## start RECORDS FOR THE TASK

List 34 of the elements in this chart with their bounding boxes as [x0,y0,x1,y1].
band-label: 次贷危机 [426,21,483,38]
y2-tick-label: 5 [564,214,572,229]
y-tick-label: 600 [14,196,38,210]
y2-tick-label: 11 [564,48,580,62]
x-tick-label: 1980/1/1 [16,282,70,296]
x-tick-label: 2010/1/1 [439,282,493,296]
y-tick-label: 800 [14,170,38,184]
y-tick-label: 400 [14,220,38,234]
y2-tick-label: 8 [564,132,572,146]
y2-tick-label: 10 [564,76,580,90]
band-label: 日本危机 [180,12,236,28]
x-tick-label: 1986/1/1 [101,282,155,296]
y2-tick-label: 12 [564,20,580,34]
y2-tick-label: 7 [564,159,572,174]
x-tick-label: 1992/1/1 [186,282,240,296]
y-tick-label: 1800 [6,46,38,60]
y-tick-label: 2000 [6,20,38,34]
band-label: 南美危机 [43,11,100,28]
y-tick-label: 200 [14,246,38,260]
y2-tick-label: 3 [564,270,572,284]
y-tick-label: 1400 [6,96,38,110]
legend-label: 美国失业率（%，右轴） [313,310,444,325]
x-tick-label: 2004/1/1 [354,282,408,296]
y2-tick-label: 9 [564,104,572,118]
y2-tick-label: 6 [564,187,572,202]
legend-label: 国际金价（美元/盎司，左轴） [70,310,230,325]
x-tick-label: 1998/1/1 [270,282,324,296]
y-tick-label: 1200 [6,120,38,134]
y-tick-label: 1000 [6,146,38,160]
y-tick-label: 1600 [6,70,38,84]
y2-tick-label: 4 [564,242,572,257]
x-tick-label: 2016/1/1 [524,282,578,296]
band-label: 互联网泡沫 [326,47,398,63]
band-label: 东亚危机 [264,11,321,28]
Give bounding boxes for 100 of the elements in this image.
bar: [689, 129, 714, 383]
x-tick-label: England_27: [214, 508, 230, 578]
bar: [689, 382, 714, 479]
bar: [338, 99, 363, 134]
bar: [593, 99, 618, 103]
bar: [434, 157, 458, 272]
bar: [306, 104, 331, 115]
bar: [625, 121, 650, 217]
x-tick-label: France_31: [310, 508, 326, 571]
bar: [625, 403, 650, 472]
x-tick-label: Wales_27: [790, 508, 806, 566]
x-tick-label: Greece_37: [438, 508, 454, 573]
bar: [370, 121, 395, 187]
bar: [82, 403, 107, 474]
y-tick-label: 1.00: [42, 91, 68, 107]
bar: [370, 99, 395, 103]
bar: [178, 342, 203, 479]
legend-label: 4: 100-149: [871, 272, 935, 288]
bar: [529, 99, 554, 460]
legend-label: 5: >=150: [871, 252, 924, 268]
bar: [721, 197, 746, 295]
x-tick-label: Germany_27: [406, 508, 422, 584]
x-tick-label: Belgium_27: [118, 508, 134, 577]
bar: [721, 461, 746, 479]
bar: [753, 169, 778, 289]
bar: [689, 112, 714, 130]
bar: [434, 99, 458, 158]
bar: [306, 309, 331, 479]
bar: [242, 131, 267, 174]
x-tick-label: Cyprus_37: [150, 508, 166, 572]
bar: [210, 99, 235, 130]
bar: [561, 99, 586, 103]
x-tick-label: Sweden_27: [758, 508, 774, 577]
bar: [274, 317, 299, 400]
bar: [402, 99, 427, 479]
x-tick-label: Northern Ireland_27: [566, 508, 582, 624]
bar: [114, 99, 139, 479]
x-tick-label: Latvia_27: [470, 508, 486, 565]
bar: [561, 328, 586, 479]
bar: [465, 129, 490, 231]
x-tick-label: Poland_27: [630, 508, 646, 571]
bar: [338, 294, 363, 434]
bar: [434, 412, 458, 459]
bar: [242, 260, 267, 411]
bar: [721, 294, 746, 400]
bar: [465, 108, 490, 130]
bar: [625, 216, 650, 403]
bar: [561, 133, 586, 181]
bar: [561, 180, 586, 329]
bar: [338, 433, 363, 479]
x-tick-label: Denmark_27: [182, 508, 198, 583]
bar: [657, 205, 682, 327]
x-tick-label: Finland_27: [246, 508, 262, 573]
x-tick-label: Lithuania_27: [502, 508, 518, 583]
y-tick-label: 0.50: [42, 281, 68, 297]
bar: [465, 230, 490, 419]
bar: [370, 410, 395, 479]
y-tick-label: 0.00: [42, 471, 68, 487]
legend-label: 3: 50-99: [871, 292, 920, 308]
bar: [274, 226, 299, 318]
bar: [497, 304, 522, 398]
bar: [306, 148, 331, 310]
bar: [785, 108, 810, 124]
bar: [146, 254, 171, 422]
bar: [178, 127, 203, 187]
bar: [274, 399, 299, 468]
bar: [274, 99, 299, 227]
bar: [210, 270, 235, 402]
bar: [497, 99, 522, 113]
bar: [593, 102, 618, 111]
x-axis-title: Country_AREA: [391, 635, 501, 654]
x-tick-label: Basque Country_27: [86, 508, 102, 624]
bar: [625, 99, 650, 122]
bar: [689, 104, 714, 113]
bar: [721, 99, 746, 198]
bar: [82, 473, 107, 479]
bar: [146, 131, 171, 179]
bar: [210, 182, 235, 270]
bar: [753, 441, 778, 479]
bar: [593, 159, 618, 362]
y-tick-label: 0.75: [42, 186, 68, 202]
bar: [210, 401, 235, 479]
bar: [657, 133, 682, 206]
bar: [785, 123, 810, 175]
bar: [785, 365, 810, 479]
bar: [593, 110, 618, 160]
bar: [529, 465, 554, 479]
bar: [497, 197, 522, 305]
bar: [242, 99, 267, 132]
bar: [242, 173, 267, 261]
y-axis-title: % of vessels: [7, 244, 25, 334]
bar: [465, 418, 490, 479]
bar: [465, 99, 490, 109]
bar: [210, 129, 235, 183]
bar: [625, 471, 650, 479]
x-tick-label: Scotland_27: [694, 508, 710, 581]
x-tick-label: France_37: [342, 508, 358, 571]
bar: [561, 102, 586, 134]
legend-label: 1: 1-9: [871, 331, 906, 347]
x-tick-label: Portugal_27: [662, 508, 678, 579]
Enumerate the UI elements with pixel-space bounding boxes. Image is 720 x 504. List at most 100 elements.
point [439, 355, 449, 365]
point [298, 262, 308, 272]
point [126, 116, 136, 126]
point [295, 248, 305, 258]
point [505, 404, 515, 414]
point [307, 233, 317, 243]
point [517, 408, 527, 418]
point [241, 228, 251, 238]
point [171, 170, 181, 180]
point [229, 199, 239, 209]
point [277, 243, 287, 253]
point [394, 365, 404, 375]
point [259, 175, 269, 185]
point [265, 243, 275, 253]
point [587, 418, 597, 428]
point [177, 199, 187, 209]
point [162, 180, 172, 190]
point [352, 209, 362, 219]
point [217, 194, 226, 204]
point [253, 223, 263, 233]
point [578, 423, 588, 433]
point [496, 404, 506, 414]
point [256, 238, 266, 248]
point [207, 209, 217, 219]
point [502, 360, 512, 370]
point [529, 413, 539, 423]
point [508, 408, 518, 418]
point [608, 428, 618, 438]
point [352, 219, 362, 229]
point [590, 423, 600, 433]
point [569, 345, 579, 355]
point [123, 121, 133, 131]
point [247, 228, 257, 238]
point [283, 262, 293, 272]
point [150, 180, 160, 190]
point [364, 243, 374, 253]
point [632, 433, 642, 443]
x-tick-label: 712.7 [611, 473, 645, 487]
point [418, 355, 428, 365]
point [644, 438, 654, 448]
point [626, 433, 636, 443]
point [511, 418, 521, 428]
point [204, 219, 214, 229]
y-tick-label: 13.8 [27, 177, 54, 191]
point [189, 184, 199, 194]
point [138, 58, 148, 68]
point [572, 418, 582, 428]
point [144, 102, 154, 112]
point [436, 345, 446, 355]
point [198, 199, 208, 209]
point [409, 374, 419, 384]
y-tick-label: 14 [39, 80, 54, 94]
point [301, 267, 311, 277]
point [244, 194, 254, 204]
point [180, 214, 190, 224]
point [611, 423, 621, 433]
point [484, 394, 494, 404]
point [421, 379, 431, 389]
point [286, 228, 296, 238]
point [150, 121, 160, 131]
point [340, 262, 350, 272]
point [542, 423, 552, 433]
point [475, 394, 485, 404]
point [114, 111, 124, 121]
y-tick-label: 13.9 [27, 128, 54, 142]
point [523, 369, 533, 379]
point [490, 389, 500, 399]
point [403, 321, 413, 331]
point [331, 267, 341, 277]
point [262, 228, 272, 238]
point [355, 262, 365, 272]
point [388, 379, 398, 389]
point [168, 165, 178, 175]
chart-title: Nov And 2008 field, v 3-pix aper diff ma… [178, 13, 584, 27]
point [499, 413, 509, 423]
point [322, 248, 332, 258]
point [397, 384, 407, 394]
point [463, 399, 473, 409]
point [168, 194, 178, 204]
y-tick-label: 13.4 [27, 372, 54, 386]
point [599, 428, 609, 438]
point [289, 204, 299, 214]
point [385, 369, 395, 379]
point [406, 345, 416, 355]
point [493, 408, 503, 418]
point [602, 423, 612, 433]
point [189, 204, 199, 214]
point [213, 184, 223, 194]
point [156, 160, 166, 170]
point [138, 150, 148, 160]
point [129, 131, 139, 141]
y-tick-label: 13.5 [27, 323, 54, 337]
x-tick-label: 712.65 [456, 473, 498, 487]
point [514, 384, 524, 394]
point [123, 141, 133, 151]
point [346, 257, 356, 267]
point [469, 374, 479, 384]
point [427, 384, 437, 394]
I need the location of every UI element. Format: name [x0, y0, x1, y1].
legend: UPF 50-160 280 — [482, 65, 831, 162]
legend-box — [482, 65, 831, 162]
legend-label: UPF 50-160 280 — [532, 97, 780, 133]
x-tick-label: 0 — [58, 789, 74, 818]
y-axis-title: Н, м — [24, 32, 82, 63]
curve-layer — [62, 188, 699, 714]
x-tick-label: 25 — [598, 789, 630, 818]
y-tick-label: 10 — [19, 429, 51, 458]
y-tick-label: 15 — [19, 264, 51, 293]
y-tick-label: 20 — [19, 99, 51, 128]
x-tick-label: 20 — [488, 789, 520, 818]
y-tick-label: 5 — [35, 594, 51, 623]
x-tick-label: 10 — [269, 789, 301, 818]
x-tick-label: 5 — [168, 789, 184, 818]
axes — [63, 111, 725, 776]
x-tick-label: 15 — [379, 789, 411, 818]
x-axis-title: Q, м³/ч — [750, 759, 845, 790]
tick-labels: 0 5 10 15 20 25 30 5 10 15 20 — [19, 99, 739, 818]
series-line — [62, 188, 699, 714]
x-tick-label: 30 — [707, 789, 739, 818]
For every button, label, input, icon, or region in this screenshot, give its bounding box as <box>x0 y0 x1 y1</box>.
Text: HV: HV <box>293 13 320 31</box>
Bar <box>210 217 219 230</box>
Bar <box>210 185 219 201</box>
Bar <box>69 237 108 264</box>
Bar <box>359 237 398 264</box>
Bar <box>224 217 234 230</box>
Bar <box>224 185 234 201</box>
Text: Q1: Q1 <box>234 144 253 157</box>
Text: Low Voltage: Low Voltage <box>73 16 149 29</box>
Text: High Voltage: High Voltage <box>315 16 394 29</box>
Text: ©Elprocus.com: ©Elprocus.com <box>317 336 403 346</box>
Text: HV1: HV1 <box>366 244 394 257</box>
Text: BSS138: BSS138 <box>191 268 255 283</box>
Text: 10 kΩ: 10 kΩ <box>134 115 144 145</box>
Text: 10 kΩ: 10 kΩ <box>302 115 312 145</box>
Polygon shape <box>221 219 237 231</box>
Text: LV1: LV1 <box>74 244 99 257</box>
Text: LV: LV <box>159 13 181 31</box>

## end RECORDS FOR THE TASK

_WHAT IS REQUIRED_
Rename "band-label" to "region-label" in everything from the top of the data down to the line containing "y-tick-label: 800 [14,170,38,184]". Keep the rest of those lines unchanged.

_RESULT_
List 34 of the elements in this chart with their bounding boxes as [x0,y0,x1,y1].
region-label: 次贷危机 [426,21,483,38]
y2-tick-label: 5 [564,214,572,229]
y-tick-label: 600 [14,196,38,210]
y2-tick-label: 11 [564,48,580,62]
x-tick-label: 1980/1/1 [16,282,70,296]
x-tick-label: 2010/1/1 [439,282,493,296]
y-tick-label: 800 [14,170,38,184]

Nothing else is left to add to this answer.